WRITTEN REQUEST >>
Restate the material word for word and leave out anything that is a picture.

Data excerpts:
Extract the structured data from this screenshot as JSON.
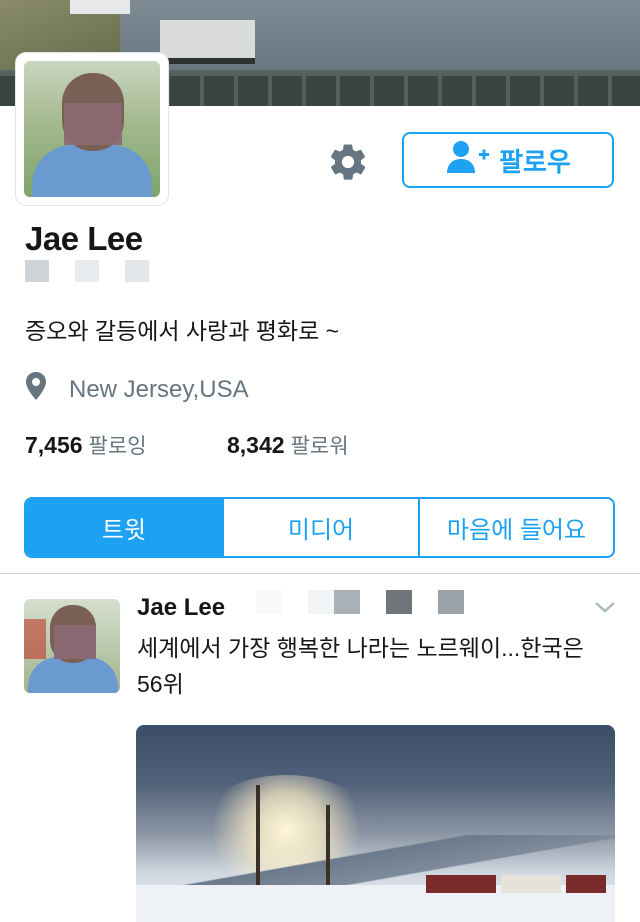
{
  "profile": {
    "name": "Jae Lee",
    "bio": "증오와 갈등에서 사랑과 평화로 ~",
    "location": "New Jersey,USA",
    "following_count": "7,456",
    "following_label": "팔로잉",
    "followers_count": "8,342",
    "followers_label": "팔로워"
  },
  "actions": {
    "follow_label": "팔로우",
    "settings_icon": "gear-icon",
    "follow_icon": "add-user-icon"
  },
  "tabs": [
    {
      "label": "트윗",
      "active": true
    },
    {
      "label": "미디어",
      "active": false
    },
    {
      "label": "마음에 들어요",
      "active": false
    }
  ],
  "tweet": {
    "author": "Jae Lee",
    "text": "세계에서 가장 행복한 나라는 노르웨이...한국은 56위",
    "menu_icon": "chevron-down-icon"
  },
  "colors": {
    "accent": "#1da1f2",
    "secondary_text": "#66757f",
    "primary_text": "#14171a"
  }
}
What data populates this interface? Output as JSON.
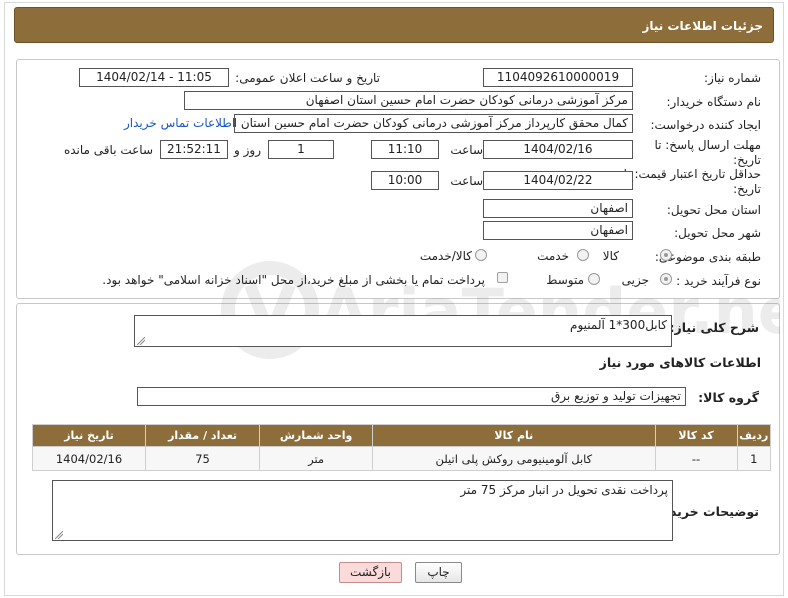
{
  "header": {
    "title": "جزئیات اطلاعات نیاز"
  },
  "form": {
    "need_number_label": "شماره نیاز:",
    "need_number": "1104092610000019",
    "announce_label": "تاریخ و ساعت اعلان عمومی:",
    "announce_value": "1404/02/14 - 11:05",
    "buyer_org_label": "نام دستگاه خریدار:",
    "buyer_org": "مرکز آموزشی درمانی کودکان حضرت امام حسین استان اصفهان",
    "requester_label": "ایجاد کننده درخواست:",
    "requester": "کمال محقق کارپرداز مرکز آموزشی درمانی کودکان حضرت امام حسین استان اص",
    "buyer_contact_link": "اطلاعات تماس خریدار",
    "reply_deadline_label": "مهلت ارسال پاسخ: تا تاریخ:",
    "reply_date": "1404/02/16",
    "time_label": "ساعت",
    "reply_time": "11:10",
    "days_value": "1",
    "days_label": "روز و",
    "remaining_time": "21:52:11",
    "remaining_label": "ساعت باقی مانده",
    "price_validity_label": "حداقل تاریخ اعتبار قیمت: تا تاریخ:",
    "price_date": "1404/02/22",
    "price_time": "10:00",
    "delivery_province_label": "استان محل تحویل:",
    "delivery_province": "اصفهان",
    "delivery_city_label": "شهر محل تحویل:",
    "delivery_city": "اصفهان",
    "category_label": "طبقه بندی موضوعی:",
    "category_options": [
      "کالا",
      "خدمت",
      "کالا/خدمت"
    ],
    "process_label": "نوع فرآیند خرید :",
    "process_options": [
      "جزیی",
      "متوسط"
    ],
    "payment_note": "پرداخت تمام یا بخشی از مبلغ خرید،از محل \"اسناد خزانه اسلامی\" خواهد بود."
  },
  "details": {
    "description_label": "شرح کلی نیاز:",
    "description": "کابل300*1 آلمنیوم",
    "goods_info_title": "اطلاعات کالاهای مورد نیاز",
    "goods_group_label": "گروه کالا:",
    "goods_group": "تجهیزات تولید و توزیع برق",
    "table": {
      "headers": [
        "ردیف",
        "کد کالا",
        "نام کالا",
        "واحد شمارش",
        "تعداد / مقدار",
        "تاریخ نیاز"
      ],
      "rows": [
        [
          "1",
          "--",
          "کابل آلومینیومی روکش پلی اتیلن",
          "متر",
          "75",
          "1404/02/16"
        ]
      ]
    },
    "buyer_notes_label": "توضیحات خریدار:",
    "buyer_notes": "پرداخت نقدی تحویل در انبار مرکز 75 متر"
  },
  "buttons": {
    "print": "چاپ",
    "back": "بازگشت"
  },
  "watermark": {
    "text": "AriaTender.net"
  }
}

OUTPUT OF THE TASK >>
Extract the structured data from this screenshot as JSON.
{
  "profile": {
    "name": "Jae Lee",
    "bio": "증오와 갈등에서 사랑과 평화로 ~",
    "location": "New Jersey,USA",
    "following_count": "7,456",
    "following_label": "팔로잉",
    "followers_count": "8,342",
    "followers_label": "팔로워"
  },
  "actions": {
    "follow_label": "팔로우",
    "settings_icon": "gear-icon",
    "follow_icon": "add-user-icon"
  },
  "tabs": [
    {
      "label": "트윗",
      "active": true
    },
    {
      "label": "미디어",
      "active": false
    },
    {
      "label": "마음에 들어요",
      "active": false
    }
  ],
  "tweet": {
    "author": "Jae Lee",
    "text": "세계에서 가장 행복한 나라는 노르웨이...한국은 56위",
    "menu_icon": "chevron-down-icon"
  },
  "colors": {
    "accent": "#1da1f2",
    "secondary_text": "#66757f",
    "primary_text": "#14171a"
  }
}
What data populates this interface? Output as JSON.
{
  "header": {
    "title": "جزئیات اطلاعات نیاز"
  },
  "form": {
    "need_number_label": "شماره نیاز:",
    "need_number": "1104092610000019",
    "announce_label": "تاریخ و ساعت اعلان عمومی:",
    "announce_value": "1404/02/14 - 11:05",
    "buyer_org_label": "نام دستگاه خریدار:",
    "buyer_org": "مرکز آموزشی درمانی کودکان حضرت امام حسین استان اصفهان",
    "requester_label": "ایجاد کننده درخواست:",
    "requester": "کمال محقق کارپرداز مرکز آموزشی درمانی کودکان حضرت امام حسین استان اص",
    "buyer_contact_link": "اطلاعات تماس خریدار",
    "reply_deadline_label": "مهلت ارسال پاسخ: تا تاریخ:",
    "reply_date": "1404/02/16",
    "time_label": "ساعت",
    "reply_time": "11:10",
    "days_value": "1",
    "days_label": "روز و",
    "remaining_time": "21:52:11",
    "remaining_label": "ساعت باقی مانده",
    "price_validity_label": "حداقل تاریخ اعتبار قیمت: تا تاریخ:",
    "price_date": "1404/02/22",
    "price_time": "10:00",
    "delivery_province_label": "استان محل تحویل:",
    "delivery_province": "اصفهان",
    "delivery_city_label": "شهر محل تحویل:",
    "delivery_city": "اصفهان",
    "category_label": "طبقه بندی موضوعی:",
    "category_options": [
      "کالا",
      "خدمت",
      "کالا/خدمت"
    ],
    "process_label": "نوع فرآیند خرید :",
    "process_options": [
      "جزیی",
      "متوسط"
    ],
    "payment_note": "پرداخت تمام یا بخشی از مبلغ خرید،از محل \"اسناد خزانه اسلامی\" خواهد بود."
  },
  "details": {
    "description_label": "شرح کلی نیاز:",
    "description": "کابل300*1 آلمنیوم",
    "goods_info_title": "اطلاعات کالاهای مورد نیاز",
    "goods_group_label": "گروه کالا:",
    "goods_group": "تجهیزات تولید و توزیع برق",
    "table": {
      "headers": [
        "ردیف",
        "کد کالا",
        "نام کالا",
        "واحد شمارش",
        "تعداد / مقدار",
        "تاریخ نیاز"
      ],
      "rows": [
        [
          "1",
          "--",
          "کابل آلومینیومی روکش پلی اتیلن",
          "متر",
          "75",
          "1404/02/16"
        ]
      ]
    },
    "buyer_notes_label": "توضیحات خریدار:",
    "buyer_notes": "پرداخت نقدی تحویل در انبار مرکز 75 متر"
  },
  "buttons": {
    "print": "چاپ",
    "back": "بازگشت"
  },
  "watermark": {
    "text": "AriaTender.net"
  }
}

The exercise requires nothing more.